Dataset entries
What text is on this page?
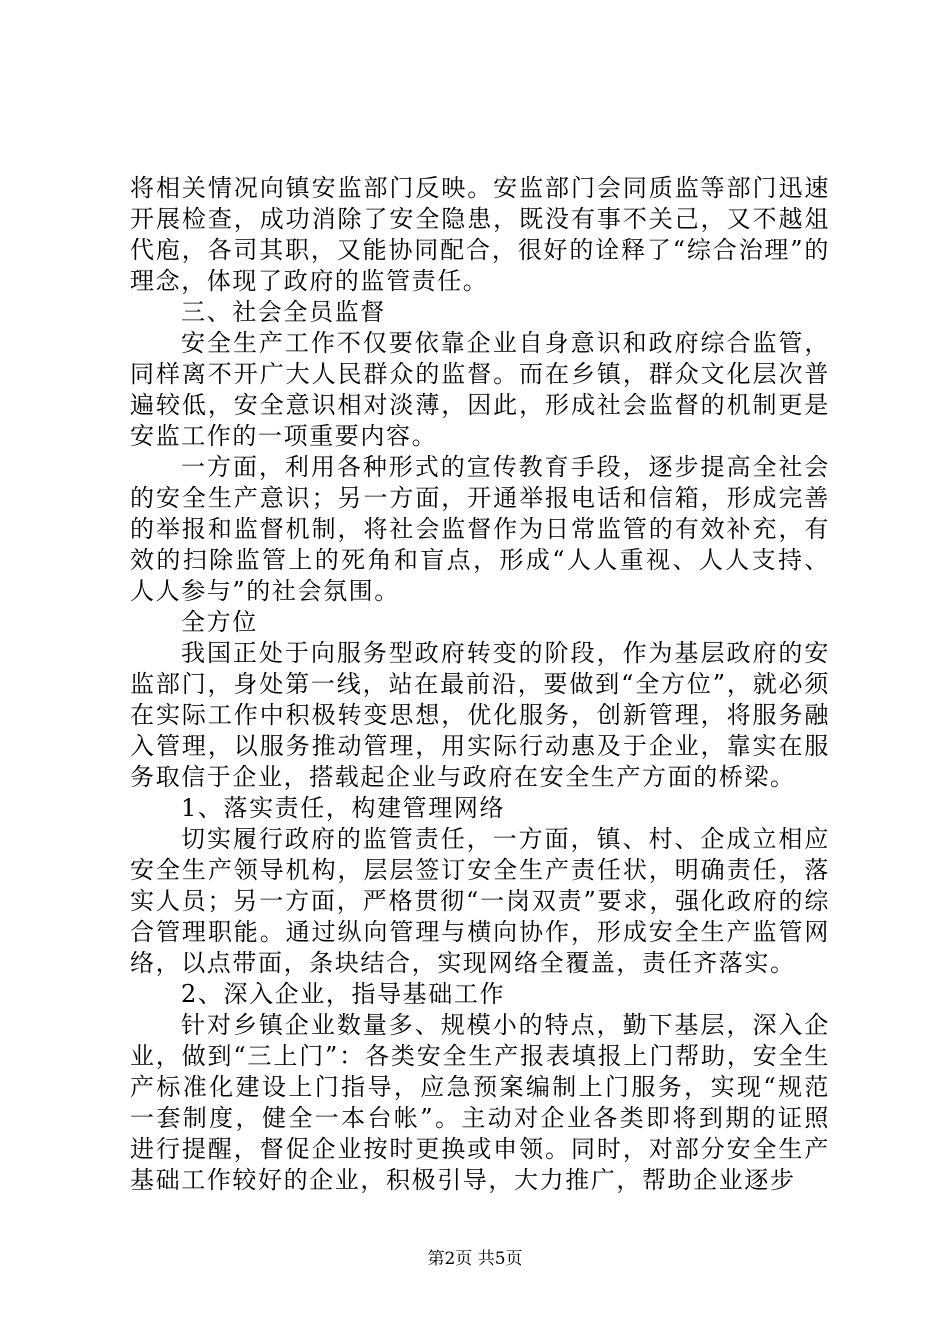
将相关情况向镇安监部门反映。安监部门会同质监等部门迅速开展检查，成功消除了安全隐患，既没有事不关己，又不越俎代庖，各司其职，又能协同配合，很好的诠释了“综合治理”的理念，体现了政府的监管责任。

三、社会全员监督

安全生产工作不仅要依靠企业自身意识和政府综合监管，同样离不开广大人民群众的监督。而在乡镇，群众文化层次普遍较低，安全意识相对淡薄，因此，形成社会监督的机制更是安监工作的一项重要内容。

一方面，利用各种形式的宣传教育手段，逐步提高全社会的安全生产意识；另一方面，开通举报电话和信箱，形成完善的举报和监督机制，将社会监督作为日常监管的有效补充，有效的扫除监管上的死角和盲点，形成“人人重视、人人支持、人人参与”的社会氛围。

全方位

我国正处于向服务型政府转变的阶段，作为基层政府的安监部门，身处第一线，站在最前沿，要做到“全方位”，就必须在实际工作中积极转变思想，优化服务，创新管理，将服务融入管理，以服务推动管理，用实际行动惠及于企业，靠实在服务取信于企业，搭载起企业与政府在安全生产方面的桥梁。

1、落实责任，构建管理网络

切实履行政府的监管责任，一方面，镇、村、企成立相应安全生产领导机构，层层签订安全生产责任状，明确责任，落实人员；另一方面，严格贯彻“一岗双责”要求，强化政府的综合管理职能。通过纵向管理与横向协作，形成安全生产监管网络，以点带面，条块结合，实现网络全覆盖，责任齐落实。

2、深入企业，指导基础工作

针对乡镇企业数量多、规模小的特点，勤下基层，深入企业，做到“三上门”：各类安全生产报表填报上门帮助，安全生产标准化建设上门指导，应急预案编制上门服务，实现“规范一套制度，健全一本台帐”。主动对企业各类即将到期的证照进行提醒，督促企业按时更换或申领。同时，对部分安全生产基础工作较好的企业，积极引导，大力推广，帮助企业逐步

第2页 共5页
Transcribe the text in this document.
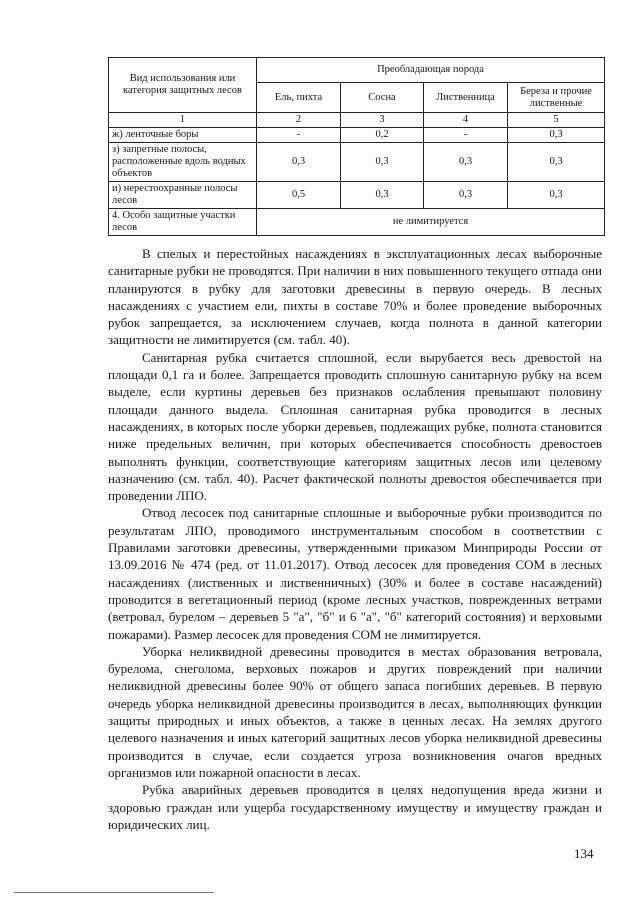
Вид использования или категория защитных лесов	Преобладающая порода			
	Ель, пихта	Сосна	Лиственница	Береза и прочие лиственные
1	2	3	4	5
ж) ленточные боры	-	0,2	-	0,3
з) запретные полосы, расположенные вдоль водных объектов	0,3	0,3	0,3	0,3
и) нерестоохранные полосы лесов	0,5	0,3	0,3	0,3
4. Особо защитные участки лесов	не лимитируется			

В спелых и перестойных насаждениях в эксплуатационных лесах выборочные санитарные рубки не проводятся. При наличии в них повышенного текущего отпада они планируются в рубку для заготовки древесины в первую очередь. В лесных насаждениях с участием ели, пихты в составе 70% и более проведение выборочных рубок запрещается, за исключением случаев, когда полнота в данной категории защитности не лимитируется (см. табл. 40).

Санитарная рубка считается сплошной, если вырубается весь древостой на площади 0,1 га и более. Запрещается проводить сплошную санитарную рубку на всем выделе, если куртины деревьев без признаков ослабления превышают половину площади данного выдела. Сплошная санитарная рубка проводится в лесных насаждениях, в которых после уборки деревьев, подлежащих рубке, полнота становится ниже предельных величин, при которых обеспечивается способность древостоев выполнять функции, соответствующие категориям защитных лесов или целевому назначению (см. табл. 40). Расчет фактической полноты древостоя обеспечивается при проведении ЛПО.

Отвод лесосек под санитарные сплошные и выборочные рубки производится по результатам ЛПО, проводимого инструментальным способом в соответствии с Правилами заготовки древесины, утвержденными приказом Минприроды России от 13.09.2016 № 474 (ред. от 11.01.2017). Отвод лесосек для проведения СОМ в лесных насаждениях (лиственных и лиственничных) (30% и более в составе насаждений) проводится в вегетационный период (кроме лесных участков, поврежденных ветрами (ветровал, бурелом – деревьев 5 "а", "б" и 6 "а", "б" категорий состояния) и верховыми пожарами). Размер лесосек для проведения СОМ не лимитируется.

Уборка неликвидной древесины проводится в местах образования ветровала, бурелома, снеголома, верховых пожаров и других повреждений при наличии неликвидной древесины более 90% от общего запаса погибших деревьев. В первую очередь уборка неликвидной древесины производится в лесах, выполняющих функции защиты природных и иных объектов, а также в ценных лесах. На землях другого целевого назначения и иных категорий защитных лесов уборка неликвидной древесины производится в случае, если создается угроза возникновения очагов вредных организмов или пожарной опасности в лесах.

Рубка аварийных деревьев проводится в целях недопущения вреда жизни и здоровью граждан или ущерба государственному имуществу и имуществу граждан и юридических лиц.

134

Exercise goal:
Make an exact copy of every record, pictures excluded.

Answer to this exercise:
What text is on this page?
将相关情况向镇安监部门反映。安监部门会同质监等部门迅速开展检查，成功消除了安全隐患，既没有事不关己，又不越俎代庖，各司其职，又能协同配合，很好的诠释了“综合治理”的理念，体现了政府的监管责任。

三、社会全员监督

安全生产工作不仅要依靠企业自身意识和政府综合监管，同样离不开广大人民群众的监督。而在乡镇，群众文化层次普遍较低，安全意识相对淡薄，因此，形成社会监督的机制更是安监工作的一项重要内容。

一方面，利用各种形式的宣传教育手段，逐步提高全社会的安全生产意识；另一方面，开通举报电话和信箱，形成完善的举报和监督机制，将社会监督作为日常监管的有效补充，有效的扫除监管上的死角和盲点，形成“人人重视、人人支持、人人参与”的社会氛围。

全方位

我国正处于向服务型政府转变的阶段，作为基层政府的安监部门，身处第一线，站在最前沿，要做到“全方位”，就必须在实际工作中积极转变思想，优化服务，创新管理，将服务融入管理，以服务推动管理，用实际行动惠及于企业，靠实在服务取信于企业，搭载起企业与政府在安全生产方面的桥梁。

1、落实责任，构建管理网络

切实履行政府的监管责任，一方面，镇、村、企成立相应安全生产领导机构，层层签订安全生产责任状，明确责任，落实人员；另一方面，严格贯彻“一岗双责”要求，强化政府的综合管理职能。通过纵向管理与横向协作，形成安全生产监管网络，以点带面，条块结合，实现网络全覆盖，责任齐落实。

2、深入企业，指导基础工作

针对乡镇企业数量多、规模小的特点，勤下基层，深入企业，做到“三上门”：各类安全生产报表填报上门帮助，安全生产标准化建设上门指导，应急预案编制上门服务，实现“规范一套制度，健全一本台帐”。主动对企业各类即将到期的证照进行提醒，督促企业按时更换或申领。同时，对部分安全生产基础工作较好的企业，积极引导，大力推广，帮助企业逐步

第2页 共5页
Transcribe the text in this document.
Вид использования или категория защитных лесов	Преобладающая порода			
	Ель, пихта	Сосна	Лиственница	Береза и прочие лиственные
1	2	3	4	5
ж) ленточные боры	-	0,2	-	0,3
з) запретные полосы, расположенные вдоль водных объектов	0,3	0,3	0,3	0,3
и) нерестоохранные полосы лесов	0,5	0,3	0,3	0,3
4. Особо защитные участки лесов	не лимитируется			

В спелых и перестойных насаждениях в эксплуатационных лесах выборочные санитарные рубки не проводятся. При наличии в них повышенного текущего отпада они планируются в рубку для заготовки древесины в первую очередь. В лесных насаждениях с участием ели, пихты в составе 70% и более проведение выборочных рубок запрещается, за исключением случаев, когда полнота в данной категории защитности не лимитируется (см. табл. 40).

Санитарная рубка считается сплошной, если вырубается весь древостой на площади 0,1 га и более. Запрещается проводить сплошную санитарную рубку на всем выделе, если куртины деревьев без признаков ослабления превышают половину площади данного выдела. Сплошная санитарная рубка проводится в лесных насаждениях, в которых после уборки деревьев, подлежащих рубке, полнота становится ниже предельных величин, при которых обеспечивается способность древостоев выполнять функции, соответствующие категориям защитных лесов или целевому назначению (см. табл. 40). Расчет фактической полноты древостоя обеспечивается при проведении ЛПО.

Отвод лесосек под санитарные сплошные и выборочные рубки производится по результатам ЛПО, проводимого инструментальным способом в соответствии с Правилами заготовки древесины, утвержденными приказом Минприроды России от 13.09.2016 № 474 (ред. от 11.01.2017). Отвод лесосек для проведения СОМ в лесных насаждениях (лиственных и лиственничных) (30% и более в составе насаждений) проводится в вегетационный период (кроме лесных участков, поврежденных ветрами (ветровал, бурелом – деревьев 5 "а", "б" и 6 "а", "б" категорий состояния) и верховыми пожарами). Размер лесосек для проведения СОМ не лимитируется.

Уборка неликвидной древесины проводится в местах образования ветровала, бурелома, снеголома, верховых пожаров и других повреждений при наличии неликвидной древесины более 90% от общего запаса погибших деревьев. В первую очередь уборка неликвидной древесины производится в лесах, выполняющих функции защиты природных и иных объектов, а также в ценных лесах. На землях другого целевого назначения и иных категорий защитных лесов уборка неликвидной древесины производится в случае, если создается угроза возникновения очагов вредных организмов или пожарной опасности в лесах.

Рубка аварийных деревьев проводится в целях недопущения вреда жизни и здоровью граждан или ущерба государственному имуществу и имуществу граждан и юридических лиц.

134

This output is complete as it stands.